Turkeys ... to brine or not to brine (recipe)

by RubaDub 14 Replies latest jw friends

  • RubaDub

    I broke in a new electric smoker that I have had sitting in the garage for a year (I hated parting with the old one and kept using it but it was literally falling apart from rust).

    Anyway, I did a 7 pound breast, brined it overnight, and did the smoker thing for about 4 hours at 225-250 degrees (I don't trust those thermometers for an exact temperature).

    Anyway, it came out very well as expected. The smoker itself (Mastercraft) was a pain to use compared to the old one since the old one had a side tray where you could slide wood chips in as it was smoking without opening the door on the front. Now you have to reach inside with a VERY good mitt to grab the tray and empty the ashes and add new chips. Nowhere nearly as easy as the old one but then, in the end, it turned out really good.

    With only 3 of us, it worked out just fine with a lot of leftovers and turkey salad sandwiches on the horizon.

    Rub a Dub

  • Simon

    Stuff the skin full of butter then cover it all with Bacon. Cook until delicious. Make sure you have lots of sprouts, roast potatoes, carrot+swede (apparently called 'rutabaga' over here), some gravy some nice stuffing and, most importantly, some yorkshire puddings.

    Book a nice lie down on the sofa to sleep off the inevitable food coma.

  • Prefect

    Yes. Yorkshire puddings made from scratch.


  • Simon

    Oh noes, the yorkshire pudding police are here! Hey, as long as they are delicious and they are next to all the other things, I don't care. I'm not proud.

    It's a tradition now that whenever we make yorkshire puddings, we text a photo of them to an ex-work-colleague who also loves them, usually with the message "we have yorkshire puddings, do you?"

    I sometimes wonder if I'm an evil person ...

  • Prefect

    Get Angharad to make some. She knows how to make great ones.
━━━━━━━━━━━━━━━━━━━━
**Exercise objective**: Copy out the entire turkey brining forum thread above word for word.

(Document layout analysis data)
━━━━━━━━━━━━━━━━━━━━
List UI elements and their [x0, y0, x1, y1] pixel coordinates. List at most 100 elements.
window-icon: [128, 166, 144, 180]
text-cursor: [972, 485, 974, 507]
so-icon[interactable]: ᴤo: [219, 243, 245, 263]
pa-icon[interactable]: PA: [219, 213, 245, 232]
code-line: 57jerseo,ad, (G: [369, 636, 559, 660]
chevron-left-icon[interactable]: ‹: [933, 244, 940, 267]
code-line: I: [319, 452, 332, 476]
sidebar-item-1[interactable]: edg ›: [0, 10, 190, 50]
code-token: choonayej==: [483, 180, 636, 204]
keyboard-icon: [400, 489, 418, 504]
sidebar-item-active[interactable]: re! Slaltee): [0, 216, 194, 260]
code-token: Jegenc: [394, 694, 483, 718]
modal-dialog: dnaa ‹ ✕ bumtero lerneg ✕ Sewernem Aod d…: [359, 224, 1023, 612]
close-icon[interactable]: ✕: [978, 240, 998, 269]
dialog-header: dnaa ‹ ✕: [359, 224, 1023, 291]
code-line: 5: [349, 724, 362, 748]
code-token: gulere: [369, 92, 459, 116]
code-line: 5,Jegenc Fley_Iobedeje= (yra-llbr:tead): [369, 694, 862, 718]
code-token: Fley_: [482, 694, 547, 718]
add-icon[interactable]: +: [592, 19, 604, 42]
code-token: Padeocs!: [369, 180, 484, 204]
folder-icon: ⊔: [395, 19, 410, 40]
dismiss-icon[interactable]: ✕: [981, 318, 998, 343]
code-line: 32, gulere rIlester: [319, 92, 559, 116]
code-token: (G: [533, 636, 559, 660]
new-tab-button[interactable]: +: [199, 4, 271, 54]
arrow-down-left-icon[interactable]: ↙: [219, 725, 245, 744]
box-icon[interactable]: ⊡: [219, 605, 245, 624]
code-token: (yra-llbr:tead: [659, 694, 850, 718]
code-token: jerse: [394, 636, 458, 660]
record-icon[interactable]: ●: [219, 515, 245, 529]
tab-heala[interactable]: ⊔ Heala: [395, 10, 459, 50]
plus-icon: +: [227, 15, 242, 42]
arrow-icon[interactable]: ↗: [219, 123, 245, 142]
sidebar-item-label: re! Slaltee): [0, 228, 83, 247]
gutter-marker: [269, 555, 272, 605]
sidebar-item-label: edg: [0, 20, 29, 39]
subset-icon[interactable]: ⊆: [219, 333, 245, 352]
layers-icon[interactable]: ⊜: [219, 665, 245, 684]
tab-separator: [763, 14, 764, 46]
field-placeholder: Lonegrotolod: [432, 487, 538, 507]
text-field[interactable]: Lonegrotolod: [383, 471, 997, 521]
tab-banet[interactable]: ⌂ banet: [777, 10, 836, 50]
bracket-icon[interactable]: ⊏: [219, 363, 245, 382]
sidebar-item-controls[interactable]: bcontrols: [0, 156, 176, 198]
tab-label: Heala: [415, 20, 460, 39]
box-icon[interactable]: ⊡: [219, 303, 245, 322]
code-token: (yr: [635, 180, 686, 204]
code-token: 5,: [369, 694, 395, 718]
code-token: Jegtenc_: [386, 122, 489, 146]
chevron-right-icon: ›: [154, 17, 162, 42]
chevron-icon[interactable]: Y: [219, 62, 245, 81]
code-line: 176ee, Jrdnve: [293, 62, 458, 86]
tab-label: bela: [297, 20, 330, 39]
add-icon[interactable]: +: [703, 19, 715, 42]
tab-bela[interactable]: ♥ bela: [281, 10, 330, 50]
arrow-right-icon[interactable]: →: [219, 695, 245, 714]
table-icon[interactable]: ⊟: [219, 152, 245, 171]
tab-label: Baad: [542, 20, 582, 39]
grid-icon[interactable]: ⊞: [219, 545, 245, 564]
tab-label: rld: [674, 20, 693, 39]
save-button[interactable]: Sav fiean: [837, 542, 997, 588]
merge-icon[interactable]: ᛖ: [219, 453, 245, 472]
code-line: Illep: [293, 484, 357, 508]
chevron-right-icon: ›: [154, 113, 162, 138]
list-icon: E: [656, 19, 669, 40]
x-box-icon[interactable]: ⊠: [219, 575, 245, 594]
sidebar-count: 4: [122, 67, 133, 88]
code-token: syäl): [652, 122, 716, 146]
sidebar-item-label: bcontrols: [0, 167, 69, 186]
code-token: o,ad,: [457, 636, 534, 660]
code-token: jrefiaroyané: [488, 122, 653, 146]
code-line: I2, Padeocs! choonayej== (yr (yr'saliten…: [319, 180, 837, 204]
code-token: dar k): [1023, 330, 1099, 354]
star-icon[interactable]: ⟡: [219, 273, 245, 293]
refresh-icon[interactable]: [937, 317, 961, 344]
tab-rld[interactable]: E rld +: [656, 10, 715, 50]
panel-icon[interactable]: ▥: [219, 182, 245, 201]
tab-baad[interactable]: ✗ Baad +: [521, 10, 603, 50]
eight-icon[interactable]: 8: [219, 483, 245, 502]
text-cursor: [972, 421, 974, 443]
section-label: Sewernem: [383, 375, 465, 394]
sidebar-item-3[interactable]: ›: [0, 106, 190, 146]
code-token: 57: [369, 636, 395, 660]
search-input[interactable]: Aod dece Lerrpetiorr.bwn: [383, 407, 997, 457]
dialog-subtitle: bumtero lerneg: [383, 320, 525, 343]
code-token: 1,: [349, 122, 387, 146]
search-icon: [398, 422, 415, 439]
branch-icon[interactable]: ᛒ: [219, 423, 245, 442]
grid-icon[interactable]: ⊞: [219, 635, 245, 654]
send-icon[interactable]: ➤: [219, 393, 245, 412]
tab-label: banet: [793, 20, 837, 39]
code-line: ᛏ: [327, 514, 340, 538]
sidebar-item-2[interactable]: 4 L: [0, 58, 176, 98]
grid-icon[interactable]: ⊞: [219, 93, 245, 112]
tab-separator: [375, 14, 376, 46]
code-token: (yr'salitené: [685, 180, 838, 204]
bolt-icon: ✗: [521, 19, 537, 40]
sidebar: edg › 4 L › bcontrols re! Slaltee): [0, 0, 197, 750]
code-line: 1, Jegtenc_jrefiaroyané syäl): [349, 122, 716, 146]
━━━━━━━━━━━━━━━━━━━━
**Reply**:
Turkeys ... to brine or not to brine (recipe)

by RubaDub 14 Replies latest jw friends

  • RubaDub

    I broke in a new electric smoker that I have had sitting in the garage for a year (I hated parting with the old one and kept using it but it was literally falling apart from rust).

    Anyway, I did a 7 pound breast, brined it overnight, and did the smoker thing for about 4 hours at 225-250 degrees (I don't trust those thermometers for an exact temperature).

    Anyway, it came out very well as expected. The smoker itself (Mastercraft) was a pain to use compared to the old one since the old one had a side tray where you could slide wood chips in as it was smoking without opening the door on the front. Now you have to reach inside with a VERY good mitt to grab the tray and empty the ashes and add new chips. Nowhere nearly as easy as the old one but then, in the end, it turned out really good.

    With only 3 of us, it worked out just fine with a lot of leftovers and turkey salad sandwiches on the horizon.

    Rub a Dub

  • Simon

    Stuff the skin full of butter then cover it all with Bacon. Cook until delicious. Make sure you have lots of sprouts, roast potatoes, carrot+swede (apparently called 'rutabaga' over here), some gravy some nice stuffing and, most importantly, some yorkshire puddings.

    Book a nice lie down on the sofa to sleep off the inevitable food coma.

  • Prefect

    Yes. Yorkshire puddings made from scratch.


  • Simon

    Oh noes, the yorkshire pudding police are here! Hey, as long as they are delicious and they are next to all the other things, I don't care. I'm not proud.

    It's a tradition now that whenever we make yorkshire puddings, we text a photo of them to an ex-work-colleague who also loves them, usually with the message "we have yorkshire puddings, do you?"

    I sometimes wonder if I'm an evil person ...

  • Prefect

    Get Angharad to make some. She knows how to make great ones.